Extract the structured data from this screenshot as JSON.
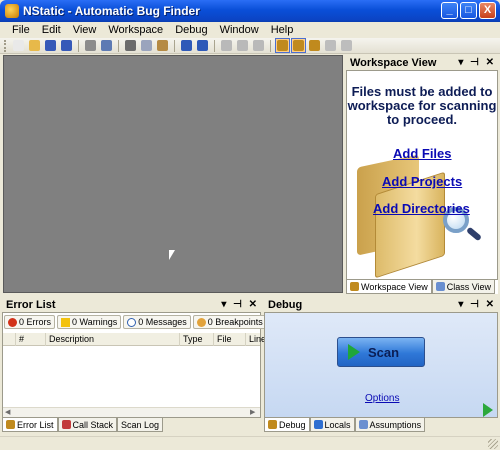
{
  "window": {
    "title": "NStatic - Automatic Bug Finder",
    "minimize": "_",
    "maximize": "□",
    "close": "X"
  },
  "menu": [
    "File",
    "Edit",
    "View",
    "Workspace",
    "Debug",
    "Window",
    "Help"
  ],
  "toolbar": {
    "buttons": [
      {
        "icon": "new-file-icon",
        "color": "#e9e9e9"
      },
      {
        "icon": "open-folder-icon",
        "color": "#e7b94a"
      },
      {
        "icon": "save-icon",
        "color": "#3659b8"
      },
      {
        "icon": "save-all-icon",
        "color": "#3659b8"
      },
      {
        "icon": "print-icon",
        "color": "#8c8c8c"
      },
      {
        "icon": "find-icon",
        "color": "#5d7ab3"
      },
      {
        "icon": "cut-icon",
        "color": "#6b6b6b"
      },
      {
        "icon": "copy-icon",
        "color": "#9aa4bd"
      },
      {
        "icon": "paste-icon",
        "color": "#b58a43"
      },
      {
        "icon": "undo-icon",
        "color": "#2e59b8"
      },
      {
        "icon": "redo-icon",
        "color": "#2e59b8"
      },
      {
        "icon": "play-icon",
        "color": "#b9b9b9"
      },
      {
        "icon": "step-icon",
        "color": "#b9b9b9"
      },
      {
        "icon": "stop-icon",
        "color": "#b9b9b9"
      },
      {
        "icon": "scan-workspace-icon",
        "color": "#c08a1e"
      },
      {
        "icon": "scan-file-icon",
        "color": "#c08a1e"
      },
      {
        "icon": "bug-icon",
        "color": "#c08a1e"
      },
      {
        "icon": "bug-disabled-icon",
        "color": "#bdbdbd"
      },
      {
        "icon": "bug-settings-icon",
        "color": "#bdbdbd"
      }
    ]
  },
  "workspace_view": {
    "title": "Workspace View",
    "message": "Files must be added to workspace for scanning to proceed.",
    "links": {
      "add_files": "Add Files",
      "add_projects": "Add Projects",
      "add_directories": "Add Directories"
    },
    "tabs": [
      "Workspace View",
      "Class View"
    ]
  },
  "error_list": {
    "title": "Error List",
    "filters": {
      "errors": "0 Errors",
      "warnings": "0 Warnings",
      "messages": "0 Messages",
      "breakpoints": "0 Breakpoints"
    },
    "columns": [
      "#",
      "Description",
      "Type",
      "File",
      "Line"
    ],
    "tabs": [
      "Error List",
      "Call Stack",
      "Scan Log"
    ]
  },
  "debug": {
    "title": "Debug",
    "scan_label": "Scan",
    "options_label": "Options",
    "tabs": [
      "Debug",
      "Locals",
      "Assumptions"
    ]
  },
  "panel_controls": "▾ ⊣ ✕",
  "colors": {
    "title_bar": "#0a4fd8",
    "editor_bg": "#808080",
    "link": "#0a0ab4",
    "scan_button": "#2f78d8"
  }
}
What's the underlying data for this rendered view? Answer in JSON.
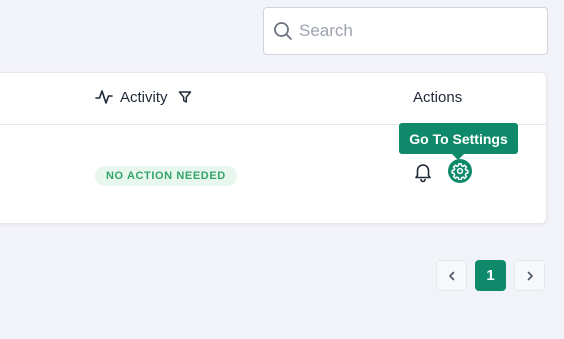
{
  "search": {
    "placeholder": "Search",
    "value": ""
  },
  "table": {
    "columns": {
      "activity": "Activity",
      "actions": "Actions"
    },
    "rows": [
      {
        "status": "NO ACTION NEEDED",
        "status_color": "#34a46a"
      }
    ]
  },
  "tooltip": {
    "text": "Go To Settings"
  },
  "pagination": {
    "current_page": "1"
  },
  "colors": {
    "accent": "#0e8a6a",
    "background": "#f2f3f8",
    "badge_bg": "#e8f7ee"
  },
  "icons": {
    "search": "search-icon",
    "activity": "activity-icon",
    "filter": "filter-icon",
    "notification": "bell-icon",
    "settings": "gear-icon",
    "previous": "chevron-left-icon",
    "next": "chevron-right-icon"
  }
}
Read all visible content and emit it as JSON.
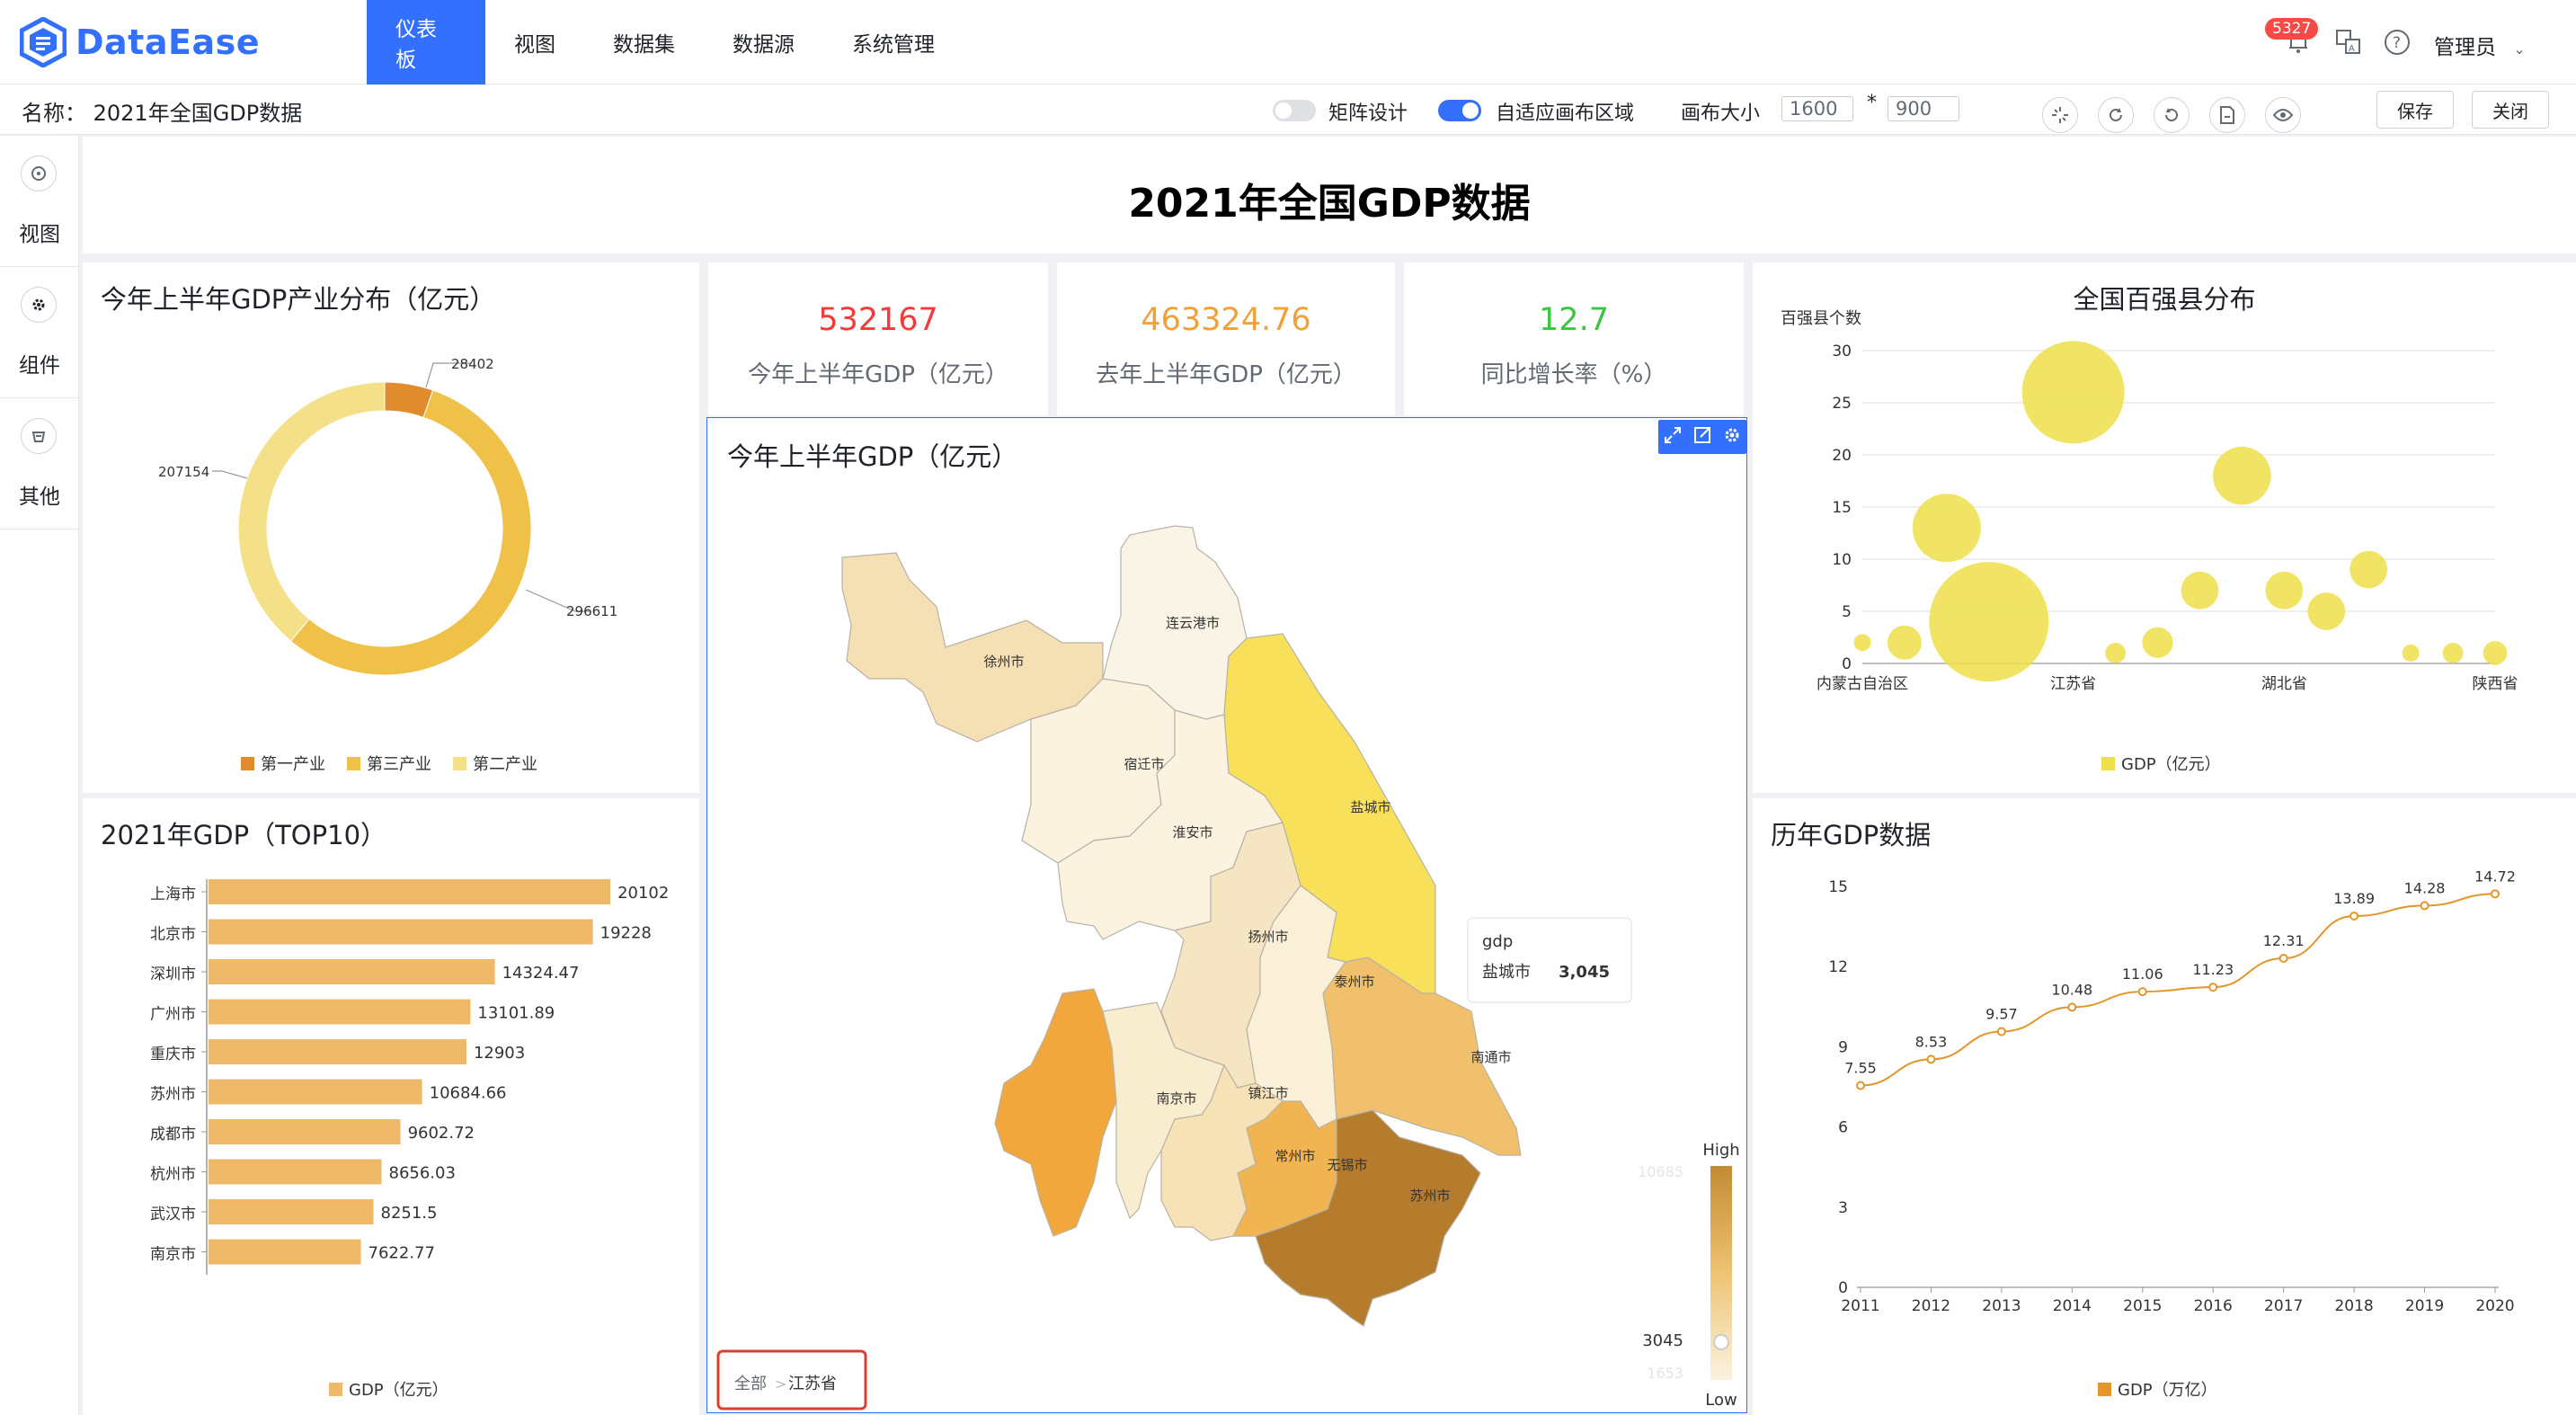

..............................

Please retype the entries above word for word, but only from the line containing "What's the underlying" through the last line, and without the pictures.

ANSWER BELOW —
What's the underlying data for this rendered view? Answer in JSON.
{
  "search": {
    "placeholder": "Search",
    "value": ""
  },
  "table": {
    "columns": {
      "activity": "Activity",
      "actions": "Actions"
    },
    "rows": [
      {
        "status": "NO ACTION NEEDED",
        "status_color": "#34a46a"
      }
    ]
  },
  "tooltip": {
    "text": "Go To Settings"
  },
  "pagination": {
    "current_page": "1"
  },
  "colors": {
    "accent": "#0e8a6a",
    "background": "#f2f3f8",
    "badge_bg": "#e8f7ee"
  },
  "icons": {
    "search": "search-icon",
    "activity": "activity-icon",
    "filter": "filter-icon",
    "notification": "bell-icon",
    "settings": "gear-icon",
    "previous": "chevron-left-icon",
    "next": "chevron-right-icon"
  }
}
Read all visible content and emit it as JSON.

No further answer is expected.